## Directions
Records follow. Select each line holding "Bloomberg".

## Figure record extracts

-.-.-

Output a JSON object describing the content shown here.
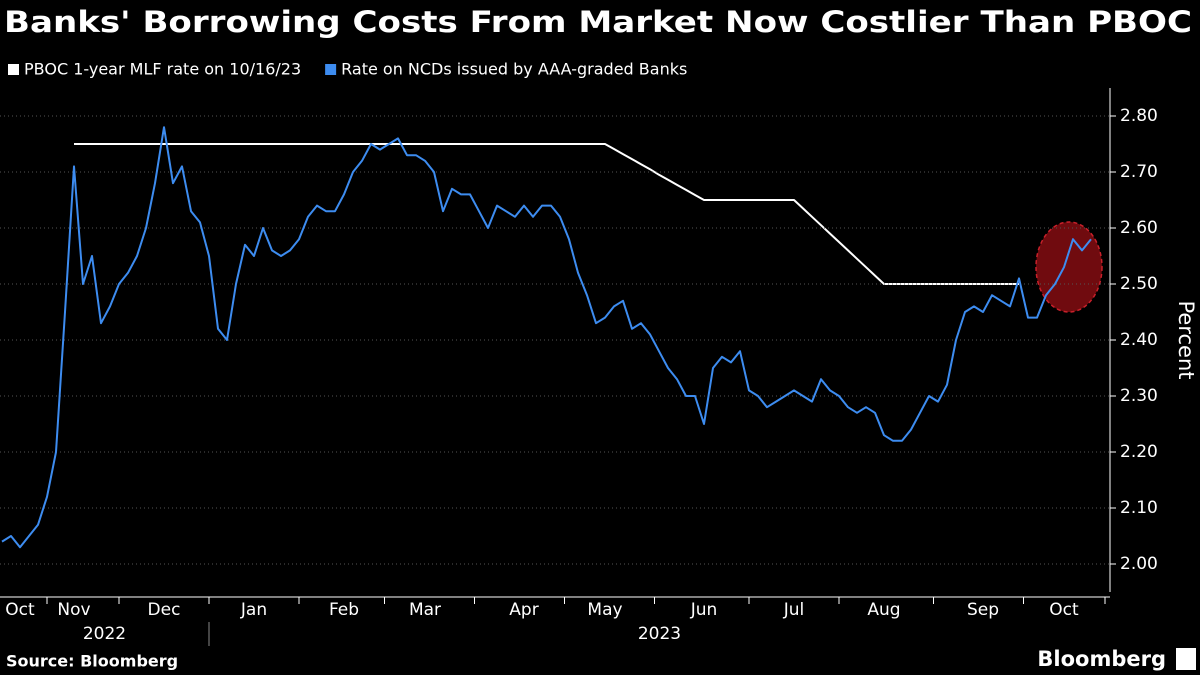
{
  "chart_data": {
    "type": "line",
    "title": "Banks' Borrowing Costs From Market Now Costlier Than PBOC",
    "y_label": "Percent",
    "categories": [
      null,
      null,
      "Oct",
      null,
      null,
      null,
      null,
      null,
      "Nov",
      null,
      null,
      null,
      null,
      null,
      null,
      null,
      null,
      null,
      "Dec",
      null,
      null,
      null,
      null,
      null,
      null,
      null,
      null,
      null,
      "Jan",
      null,
      null,
      null,
      null,
      null,
      null,
      null,
      null,
      null,
      "Feb",
      null,
      null,
      null,
      null,
      null,
      null,
      null,
      null,
      "Mar",
      null,
      null,
      null,
      null,
      null,
      null,
      null,
      null,
      null,
      null,
      "Apr",
      null,
      null,
      null,
      null,
      null,
      null,
      null,
      null,
      "May",
      null,
      null,
      null,
      null,
      null,
      null,
      null,
      null,
      null,
      null,
      "Jun",
      null,
      null,
      null,
      null,
      null,
      null,
      null,
      null,
      null,
      "Jul",
      null,
      null,
      null,
      null,
      null,
      null,
      null,
      null,
      null,
      "Aug",
      null,
      null,
      null,
      null,
      null,
      null,
      null,
      null,
      null,
      null,
      "Sep",
      null,
      null,
      null,
      null,
      null,
      null,
      null,
      null,
      "Oct",
      null,
      null,
      null
    ],
    "year_labels": [
      "2022",
      "2023"
    ],
    "series": [
      {
        "name": "PBOC 1-year MLF rate on 10/16/23",
        "color": "#ffffff",
        "values": [
          null,
          null,
          null,
          null,
          null,
          null,
          null,
          null,
          2.75,
          2.75,
          2.75,
          2.75,
          2.75,
          2.75,
          2.75,
          2.75,
          2.75,
          2.75,
          2.75,
          2.75,
          2.75,
          2.75,
          2.75,
          2.75,
          2.75,
          2.75,
          2.75,
          2.75,
          2.75,
          2.75,
          2.75,
          2.75,
          2.75,
          2.75,
          2.75,
          2.75,
          2.75,
          2.75,
          2.75,
          2.75,
          2.75,
          2.75,
          2.75,
          2.75,
          2.75,
          2.75,
          2.75,
          2.75,
          2.75,
          2.75,
          2.75,
          2.75,
          2.75,
          2.75,
          2.75,
          2.75,
          2.75,
          2.75,
          2.75,
          2.75,
          2.75,
          2.75,
          2.75,
          2.75,
          2.75,
          2.75,
          2.75,
          2.75,
          2.741,
          2.732,
          2.723,
          2.714,
          2.705,
          2.695,
          2.686,
          2.677,
          2.668,
          2.659,
          2.65,
          2.65,
          2.65,
          2.65,
          2.65,
          2.65,
          2.65,
          2.65,
          2.65,
          2.65,
          2.65,
          2.635,
          2.62,
          2.605,
          2.59,
          2.575,
          2.56,
          2.545,
          2.53,
          2.515,
          2.5,
          2.5,
          2.5,
          2.5,
          2.5,
          2.5,
          2.5,
          2.5,
          2.5,
          2.5,
          2.5,
          2.5,
          2.5,
          2.5,
          2.5,
          2.5,
          null,
          null,
          null,
          null,
          null,
          null,
          null,
          null
        ]
      },
      {
        "name": "Rate on NCDs issued by AAA-graded Banks",
        "color": "#3d8cf0",
        "values": [
          2.04,
          2.05,
          2.03,
          2.05,
          2.07,
          2.12,
          2.2,
          2.45,
          2.71,
          2.5,
          2.55,
          2.43,
          2.46,
          2.5,
          2.52,
          2.55,
          2.6,
          2.68,
          2.78,
          2.68,
          2.71,
          2.63,
          2.61,
          2.55,
          2.42,
          2.4,
          2.5,
          2.57,
          2.55,
          2.6,
          2.56,
          2.55,
          2.56,
          2.58,
          2.62,
          2.64,
          2.63,
          2.63,
          2.66,
          2.7,
          2.72,
          2.75,
          2.74,
          2.75,
          2.76,
          2.73,
          2.73,
          2.72,
          2.7,
          2.63,
          2.67,
          2.66,
          2.66,
          2.63,
          2.6,
          2.64,
          2.63,
          2.62,
          2.64,
          2.62,
          2.64,
          2.64,
          2.62,
          2.58,
          2.52,
          2.48,
          2.43,
          2.44,
          2.46,
          2.47,
          2.42,
          2.43,
          2.41,
          2.38,
          2.35,
          2.33,
          2.3,
          2.3,
          2.25,
          2.35,
          2.37,
          2.36,
          2.38,
          2.31,
          2.3,
          2.28,
          2.29,
          2.3,
          2.31,
          2.3,
          2.29,
          2.33,
          2.31,
          2.3,
          2.28,
          2.27,
          2.28,
          2.27,
          2.23,
          2.22,
          2.22,
          2.24,
          2.27,
          2.3,
          2.29,
          2.32,
          2.4,
          2.45,
          2.46,
          2.45,
          2.48,
          2.47,
          2.46,
          2.51,
          2.44,
          2.44,
          2.48,
          2.5,
          2.53,
          2.58,
          2.56,
          2.58
        ]
      }
    ],
    "ylim": [
      1.95,
      2.85
    ],
    "yticks": [
      {
        "value": 2.0,
        "label": "2.00"
      },
      {
        "value": 2.1,
        "label": "2.10"
      },
      {
        "value": 2.2,
        "label": "2.20"
      },
      {
        "value": 2.3,
        "label": "2.30"
      },
      {
        "value": 2.4,
        "label": "2.40"
      },
      {
        "value": 2.5,
        "label": "2.50"
      },
      {
        "value": 2.6,
        "label": "2.60"
      },
      {
        "value": 2.7,
        "label": "2.70"
      },
      {
        "value": 2.8,
        "label": "2.80"
      }
    ],
    "grid": true
  },
  "footer": {
    "source": "Source: Bloomberg",
    "logo": "Bloomberg"
  }
}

-.-.-

## Result for this exercise
    "source": "Source: Bloomberg",
    "logo": "Bloomberg"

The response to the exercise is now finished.